EXTRACTED RECORDS:
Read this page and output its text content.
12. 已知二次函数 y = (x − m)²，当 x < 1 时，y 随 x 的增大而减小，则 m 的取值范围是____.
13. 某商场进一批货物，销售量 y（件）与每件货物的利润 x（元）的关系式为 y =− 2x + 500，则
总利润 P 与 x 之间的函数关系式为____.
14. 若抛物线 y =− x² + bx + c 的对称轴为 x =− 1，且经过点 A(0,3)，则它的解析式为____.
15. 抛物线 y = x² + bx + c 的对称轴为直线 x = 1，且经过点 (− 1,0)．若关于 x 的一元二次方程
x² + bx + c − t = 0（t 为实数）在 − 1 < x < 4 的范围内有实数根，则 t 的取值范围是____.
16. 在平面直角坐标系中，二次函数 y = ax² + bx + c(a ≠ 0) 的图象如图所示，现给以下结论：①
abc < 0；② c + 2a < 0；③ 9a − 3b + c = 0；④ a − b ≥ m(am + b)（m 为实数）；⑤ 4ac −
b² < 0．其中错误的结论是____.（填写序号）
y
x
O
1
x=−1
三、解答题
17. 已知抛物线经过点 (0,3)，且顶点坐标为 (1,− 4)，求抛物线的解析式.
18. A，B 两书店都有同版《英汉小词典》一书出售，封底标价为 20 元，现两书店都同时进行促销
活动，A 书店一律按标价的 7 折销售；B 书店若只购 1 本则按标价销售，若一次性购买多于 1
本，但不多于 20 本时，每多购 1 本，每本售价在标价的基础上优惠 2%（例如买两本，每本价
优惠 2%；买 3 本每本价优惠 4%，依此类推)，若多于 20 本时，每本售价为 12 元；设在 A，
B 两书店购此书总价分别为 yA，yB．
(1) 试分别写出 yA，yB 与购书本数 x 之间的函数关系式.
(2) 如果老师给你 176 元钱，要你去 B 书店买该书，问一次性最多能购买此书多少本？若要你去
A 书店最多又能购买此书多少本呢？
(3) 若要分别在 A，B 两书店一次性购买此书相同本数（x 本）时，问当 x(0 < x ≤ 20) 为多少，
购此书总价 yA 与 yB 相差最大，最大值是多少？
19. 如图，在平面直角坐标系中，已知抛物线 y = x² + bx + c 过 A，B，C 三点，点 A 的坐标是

EXERCISE:
Without changing a word, restate the whole listing.

FULL OUTPUT:
Read this page and output its text content.
12. 已知二次函数 y = (x − m)²，当 x < 1 时，y 随 x 的增大而减小，则 m 的取值范围是____.
13. 某商场进一批货物，销售量 y（件）与每件货物的利润 x（元）的关系式为 y =− 2x + 500，则
总利润 P 与 x 之间的函数关系式为____.
14. 若抛物线 y =− x² + bx + c 的对称轴为 x =− 1，且经过点 A(0,3)，则它的解析式为____.
15. 抛物线 y = x² + bx + c 的对称轴为直线 x = 1，且经过点 (− 1,0)．若关于 x 的一元二次方程
x² + bx + c − t = 0（t 为实数）在 − 1 < x < 4 的范围内有实数根，则 t 的取值范围是____.
16. 在平面直角坐标系中，二次函数 y = ax² + bx + c(a ≠ 0) 的图象如图所示，现给以下结论：①
abc < 0；② c + 2a < 0；③ 9a − 3b + c = 0；④ a − b ≥ m(am + b)（m 为实数）；⑤ 4ac −
b² < 0．其中错误的结论是____.（填写序号）
y
x
O
1
x=−1
三、解答题
17. 已知抛物线经过点 (0,3)，且顶点坐标为 (1,− 4)，求抛物线的解析式.
18. A，B 两书店都有同版《英汉小词典》一书出售，封底标价为 20 元，现两书店都同时进行促销
活动，A 书店一律按标价的 7 折销售；B 书店若只购 1 本则按标价销售，若一次性购买多于 1
本，但不多于 20 本时，每多购 1 本，每本售价在标价的基础上优惠 2%（例如买两本，每本价
优惠 2%；买 3 本每本价优惠 4%，依此类推)，若多于 20 本时，每本售价为 12 元；设在 A，
B 两书店购此书总价分别为 yA，yB．
(1) 试分别写出 yA，yB 与购书本数 x 之间的函数关系式.
(2) 如果老师给你 176 元钱，要你去 B 书店买该书，问一次性最多能购买此书多少本？若要你去
A 书店最多又能购买此书多少本呢？
(3) 若要分别在 A，B 两书店一次性购买此书相同本数（x 本）时，问当 x(0 < x ≤ 20) 为多少，
购此书总价 yA 与 yB 相差最大，最大值是多少？
19. 如图，在平面直角坐标系中，已知抛物线 y = x² + bx + c 过 A，B，C 三点，点 A 的坐标是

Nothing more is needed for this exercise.